*** WORKING DATA
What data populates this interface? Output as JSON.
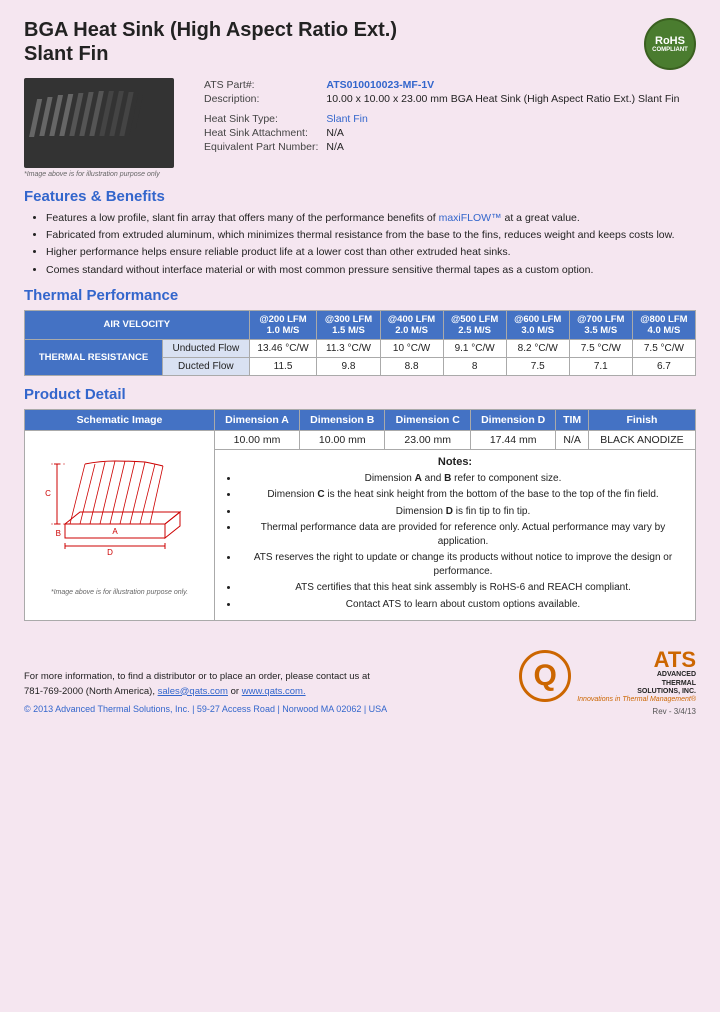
{
  "header": {
    "title_line1": "BGA Heat Sink (High Aspect Ratio Ext.)",
    "title_line2": "Slant Fin"
  },
  "specs": {
    "part_label": "ATS Part#:",
    "part_value": "ATS010010023-MF-1V",
    "description_label": "Description:",
    "description_value": "10.00 x 10.00 x 23.00 mm BGA Heat Sink (High Aspect Ratio Ext.) Slant Fin",
    "type_label": "Heat Sink Type:",
    "type_value": "Slant Fin",
    "attachment_label": "Heat Sink Attachment:",
    "attachment_value": "N/A",
    "equiv_label": "Equivalent Part Number:",
    "equiv_value": "N/A"
  },
  "image_caption": "*Image above is for illustration purpose only",
  "features": {
    "section_title": "Features & Benefits",
    "items": [
      "Features a low profile, slant fin array that offers many of the performance benefits of maxiFLOW™ at a great value.",
      "Fabricated from extruded aluminum, which minimizes thermal resistance from the base to the fins, reduces weight and keeps costs low.",
      "Higher performance helps ensure reliable product life at a lower cost than other extruded heat sinks.",
      "Comes standard without interface material or with most common pressure sensitive thermal tapes as a custom option."
    ],
    "maxiflow_link": "maxiFLOW™"
  },
  "thermal": {
    "section_title": "Thermal Performance",
    "col_headers": [
      "AIR VELOCITY",
      "@200 LFM 1.0 M/S",
      "@300 LFM 1.5 M/S",
      "@400 LFM 2.0 M/S",
      "@500 LFM 2.5 M/S",
      "@600 LFM 3.0 M/S",
      "@700 LFM 3.5 M/S",
      "@800 LFM 4.0 M/S"
    ],
    "row_label": "THERMAL RESISTANCE",
    "rows": [
      {
        "label": "Unducted Flow",
        "values": [
          "13.46 °C/W",
          "11.3 °C/W",
          "10 °C/W",
          "9.1 °C/W",
          "8.2 °C/W",
          "7.5 °C/W",
          "7.5 °C/W"
        ]
      },
      {
        "label": "Ducted Flow",
        "values": [
          "11.5",
          "9.8",
          "8.8",
          "8",
          "7.5",
          "7.1",
          "6.7"
        ]
      }
    ]
  },
  "product_detail": {
    "section_title": "Product Detail",
    "col_headers": [
      "Schematic Image",
      "Dimension A",
      "Dimension B",
      "Dimension C",
      "Dimension D",
      "TIM",
      "Finish"
    ],
    "values": {
      "dim_a": "10.00 mm",
      "dim_b": "10.00 mm",
      "dim_c": "23.00 mm",
      "dim_d": "17.44 mm",
      "tim": "N/A",
      "finish": "BLACK ANODIZE"
    },
    "notes_title": "Notes:",
    "notes": [
      "Dimension A and B refer to component size.",
      "Dimension C is the heat sink height from the bottom of the base to the top of the fin field.",
      "Dimension D is fin tip to fin tip.",
      "Thermal performance data are provided for reference only. Actual performance may vary by application.",
      "ATS reserves the right to update or change its products without notice to improve the design or performance.",
      "ATS certifies that this heat sink assembly is RoHS-6 and REACH compliant.",
      "Contact ATS to learn about custom options available."
    ],
    "schematic_caption": "*Image above is for illustration purpose only."
  },
  "footer": {
    "contact_text": "For more information, to find a distributor or to place an order, please contact us at",
    "phone": "781-769-2000 (North America),",
    "email": "sales@qats.com",
    "email_connector": "or",
    "website": "www.qats.com.",
    "copyright": "© 2013 Advanced Thermal Solutions, Inc. | 59-27 Access Road | Norwood MA  02062 | USA",
    "page_num": "Rev - 3/4/13"
  },
  "rohs": {
    "text1": "RoHS",
    "text2": "COMPLIANT"
  },
  "ats_logo": {
    "q": "Q",
    "letters": "ATS",
    "line1": "ADVANCED",
    "line2": "THERMAL",
    "line3": "SOLUTIONS, INC.",
    "tagline": "Innovations in Thermal Management®"
  }
}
******
## [INSTRUCTIONS FOR THE TASK]
Reproduce the whole listing word for word, setting aside any pictures.

## [EXERCISE OUTPUT]
What data populates this interface? Output as JSON.
{
  "header": {
    "title_line1": "BGA Heat Sink (High Aspect Ratio Ext.)",
    "title_line2": "Slant Fin"
  },
  "specs": {
    "part_label": "ATS Part#:",
    "part_value": "ATS010010023-MF-1V",
    "description_label": "Description:",
    "description_value": "10.00 x 10.00 x 23.00 mm BGA Heat Sink (High Aspect Ratio Ext.) Slant Fin",
    "type_label": "Heat Sink Type:",
    "type_value": "Slant Fin",
    "attachment_label": "Heat Sink Attachment:",
    "attachment_value": "N/A",
    "equiv_label": "Equivalent Part Number:",
    "equiv_value": "N/A"
  },
  "image_caption": "*Image above is for illustration purpose only",
  "features": {
    "section_title": "Features & Benefits",
    "items": [
      "Features a low profile, slant fin array that offers many of the performance benefits of maxiFLOW™ at a great value.",
      "Fabricated from extruded aluminum, which minimizes thermal resistance from the base to the fins, reduces weight and keeps costs low.",
      "Higher performance helps ensure reliable product life at a lower cost than other extruded heat sinks.",
      "Comes standard without interface material or with most common pressure sensitive thermal tapes as a custom option."
    ],
    "maxiflow_link": "maxiFLOW™"
  },
  "thermal": {
    "section_title": "Thermal Performance",
    "col_headers": [
      "AIR VELOCITY",
      "@200 LFM 1.0 M/S",
      "@300 LFM 1.5 M/S",
      "@400 LFM 2.0 M/S",
      "@500 LFM 2.5 M/S",
      "@600 LFM 3.0 M/S",
      "@700 LFM 3.5 M/S",
      "@800 LFM 4.0 M/S"
    ],
    "row_label": "THERMAL RESISTANCE",
    "rows": [
      {
        "label": "Unducted Flow",
        "values": [
          "13.46 °C/W",
          "11.3 °C/W",
          "10 °C/W",
          "9.1 °C/W",
          "8.2 °C/W",
          "7.5 °C/W",
          "7.5 °C/W"
        ]
      },
      {
        "label": "Ducted Flow",
        "values": [
          "11.5",
          "9.8",
          "8.8",
          "8",
          "7.5",
          "7.1",
          "6.7"
        ]
      }
    ]
  },
  "product_detail": {
    "section_title": "Product Detail",
    "col_headers": [
      "Schematic Image",
      "Dimension A",
      "Dimension B",
      "Dimension C",
      "Dimension D",
      "TIM",
      "Finish"
    ],
    "values": {
      "dim_a": "10.00 mm",
      "dim_b": "10.00 mm",
      "dim_c": "23.00 mm",
      "dim_d": "17.44 mm",
      "tim": "N/A",
      "finish": "BLACK ANODIZE"
    },
    "notes_title": "Notes:",
    "notes": [
      "Dimension A and B refer to component size.",
      "Dimension C is the heat sink height from the bottom of the base to the top of the fin field.",
      "Dimension D is fin tip to fin tip.",
      "Thermal performance data are provided for reference only. Actual performance may vary by application.",
      "ATS reserves the right to update or change its products without notice to improve the design or performance.",
      "ATS certifies that this heat sink assembly is RoHS-6 and REACH compliant.",
      "Contact ATS to learn about custom options available."
    ],
    "schematic_caption": "*Image above is for illustration purpose only."
  },
  "footer": {
    "contact_text": "For more information, to find a distributor or to place an order, please contact us at",
    "phone": "781-769-2000 (North America),",
    "email": "sales@qats.com",
    "email_connector": "or",
    "website": "www.qats.com.",
    "copyright": "© 2013 Advanced Thermal Solutions, Inc. | 59-27 Access Road | Norwood MA  02062 | USA",
    "page_num": "Rev - 3/4/13"
  },
  "rohs": {
    "text1": "RoHS",
    "text2": "COMPLIANT"
  },
  "ats_logo": {
    "q": "Q",
    "letters": "ATS",
    "line1": "ADVANCED",
    "line2": "THERMAL",
    "line3": "SOLUTIONS, INC.",
    "tagline": "Innovations in Thermal Management®"
  }
}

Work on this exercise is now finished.